### PROBLEM DESCRIPTION
Copy out every row below that contains the word "uslublari".

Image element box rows
________
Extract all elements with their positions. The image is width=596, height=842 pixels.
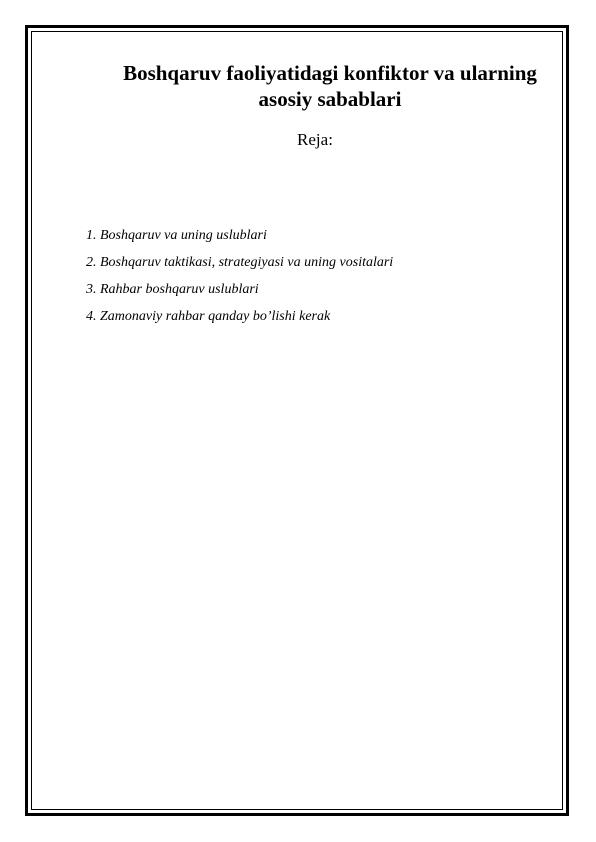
plan-item-4: 4. Zamonaviy rahbar qanday bo’lishi kerak (86, 309, 331, 324)
plan-list (86, 222, 393, 330)
document-title-line-1: Boshqaruv faoliyatidagi konfiktor va ularning (123, 61, 537, 85)
plan-heading: Reja: (297, 130, 333, 149)
document-title (60, 60, 596, 112)
plan-item-2: 2. Boshqaruv taktikasi, strategiyasi va uning vositalari (86, 255, 394, 270)
document-title-line-2: asosiy sabablari (258, 87, 402, 111)
plan-item-3: 3. Rahbar boshqaruv uslublari (86, 282, 259, 297)
plan-item-1: 1. Boshqaruv va uning uslublari (86, 228, 267, 243)
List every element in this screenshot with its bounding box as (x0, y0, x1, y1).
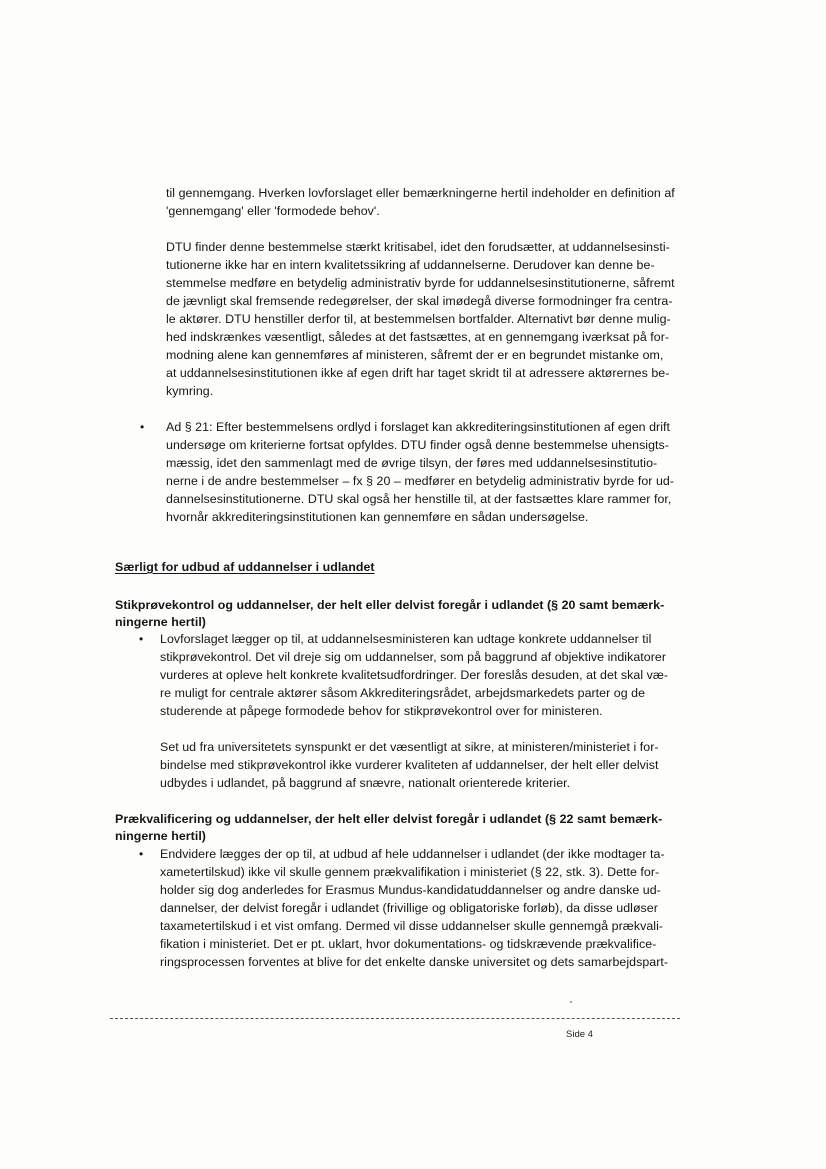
sub1-bullet-line: Lovforslaget lægger op til, at uddannelsesministeren kan udtage konkrete uddannelser til (160, 632, 652, 646)
sub2-bullet-line: ringsprocessen forventes at blive for det enkelte danske universitet og dets samarbejdspart- (160, 955, 669, 969)
bullet-21-line: dannelsesinstitutionerne. DTU skal også her henstille til, at der fastsættes klare rammer for, (166, 492, 672, 506)
sub1-paragraph-line: bindelse med stikprøvekontrol ikke vurderer kvaliteten af uddannelser, der helt eller delvist (160, 758, 659, 772)
dtu-paragraph-line: hed indskrænkes væsentligt, således at det fastsættes, at en gennemgang iværksat på for- (166, 330, 670, 344)
dtu-paragraph-line: at uddannelsesinstitutionen ikke af egen drift har taget skridt til at adressere aktørernes be- (166, 366, 670, 380)
subsection-heading: ningerne hertil) (115, 829, 206, 843)
sub2-bullet-line: dannelser, der delvist foregår i udlandet (frivillige og obligatoriske forløb), da disse udløser (160, 901, 658, 915)
sub2-bullet-line: fikation i ministeriet. Det er pt. uklart, hvor dokumentations- og tidskrævende prækvalifice- (160, 937, 657, 951)
dtu-paragraph-line: tutionerne ikke har en intern kvalitetssikring af uddannelserne. Derudover kan denne be- (166, 258, 655, 272)
bullet-21-line: Ad § 21: Efter bestemmelsens ordlyd i forslaget kan akkrediteringsinstitutionen af egen drift (166, 420, 670, 434)
sub2-bullet-line: xametertilskud) ikke vil skulle gennem prækvalifikation i ministeriet (§ 22, stk. 3). Dette for- (160, 865, 660, 879)
sub1-bullet-line: re muligt for centrale aktører såsom Akkrediteringsrådet, arbejdsmarkedets parter og de (160, 686, 646, 700)
bullet-21-line: mæssig, idet den sammenlagt med de øvrige tilsyn, der føres med uddannelsesinstitutio- (166, 456, 658, 470)
bullet-marker: • (139, 847, 144, 861)
scan-speck (570, 1001, 572, 1003)
sub1-paragraph-line: udbydes i udlandet, på baggrund af snævre, nationalt orienterede kriterier. (160, 776, 571, 790)
sub1-bullet-line: stikprøvekontrol. Det vil dreje sig om uddannelser, som på baggrund af objektive indikatorer (160, 650, 666, 664)
sub1-bullet-line: studerende at påpege formodede behov for stikprøvekontrol over for ministeren. (160, 704, 603, 718)
bullet-21-line: nerne i de andre bestemmelser – fx § 20 – medfører en betydelig administrativ byrde for ud- (166, 474, 674, 488)
bullet-21-line: hvornår akkrediteringsinstitutionen kan gennemføre en sådan undersøgelse. (166, 510, 589, 524)
sub1-bullet-line: vurderes at opleve helt konkrete kvalitetsudfordringer. Der foreslås desuden, at det skal væ- (160, 668, 669, 682)
intro-line: til gennemgang. Hverken lovforslaget eller bemærkningerne hertil indeholder en definition af (166, 186, 675, 200)
sub1-paragraph-line: Set ud fra universitetets synspunkt er det væsentligt at sikre, at ministeren/ministeriet i for- (160, 740, 659, 754)
dtu-paragraph-line: DTU finder denne bestemmelse stærkt kritisabel, idet den forudsætter, at uddannelsesinsti- (166, 240, 670, 254)
bullet-21-line: undersøge om kriterierne fortsat opfyldes. DTU finder også denne bestemmelse uhensigts- (166, 438, 669, 452)
dtu-paragraph-line: kymring. (166, 384, 214, 398)
sub2-bullet-line: holder sig dog anderledes for Erasmus Mundus-kandidatuddannelser og andre danske ud- (160, 883, 661, 897)
section-heading: Særligt for udbud af uddannelser i udlandet (115, 560, 375, 574)
dtu-paragraph-line: le aktører. DTU henstiller derfor til, at bestemmelsen bortfalder. Alternativt bør denne mulig- (166, 312, 671, 326)
intro-line: 'gennemgang' eller 'formodede behov'. (166, 204, 380, 218)
subsection-heading: ningerne hertil) (115, 615, 206, 629)
subsection-heading: Stikprøvekontrol og uddannelser, der helt eller delvist foregår i udlandet (§ 20 samt bemærk- (115, 598, 665, 612)
footer-divider (110, 1018, 680, 1019)
sub2-bullet-line: taxametertilskud i et vist omfang. Dermed vil disse uddannelser skulle gennemgå prækvali- (160, 919, 664, 933)
dtu-paragraph-line: modning alene kan gennemføres af ministeren, såfremt der er en begrundet mistanke om, (166, 348, 664, 362)
bullet-marker: • (140, 420, 145, 434)
sub2-bullet-line: Endvidere lægges der op til, at udbud af hele uddannelser i udlandet (der ikke modtager ta- (160, 847, 665, 861)
page-number: Side 4 (566, 1029, 593, 1040)
dtu-paragraph-line: stemmelse medføre en betydelig administrativ byrde for uddannelsesinstitutionerne, såfremt (166, 276, 675, 290)
subsection-heading: Prækvalificering og uddannelser, der helt eller delvist foregår i udlandet (§ 22 samt bemærk- (115, 812, 663, 826)
dtu-paragraph-line: de jævnligt skal fremsende redegørelser, der skal imødegå diverse formodninger fra centra- (166, 294, 673, 308)
bullet-marker: • (139, 632, 144, 646)
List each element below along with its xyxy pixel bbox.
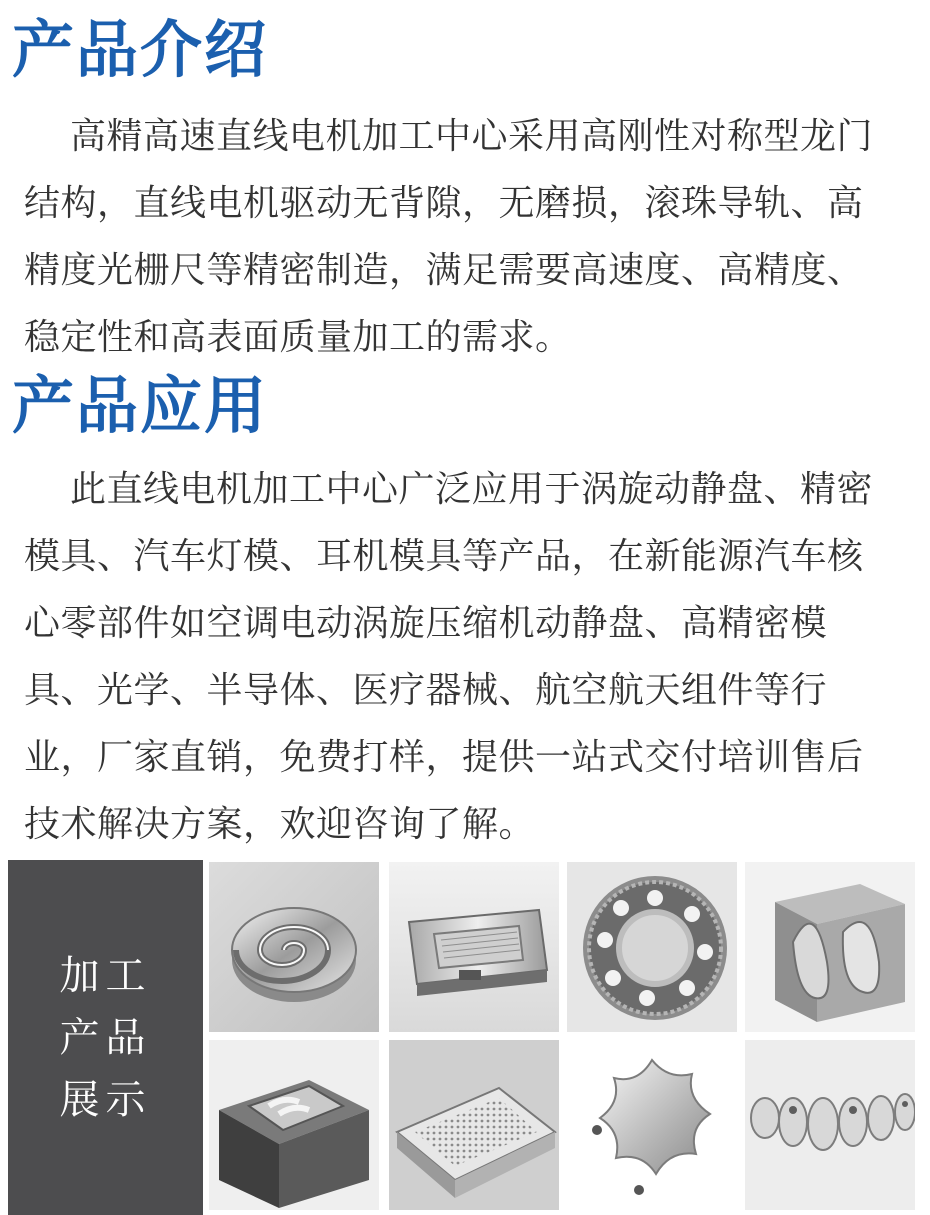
________
### WRITTEN SOLUTION
plan-item-3: 3. Rahbar boshqaruv uslublari (86, 282, 259, 297)
plan-item-1: 1. Boshqaruv va uning uslublari (86, 228, 267, 243)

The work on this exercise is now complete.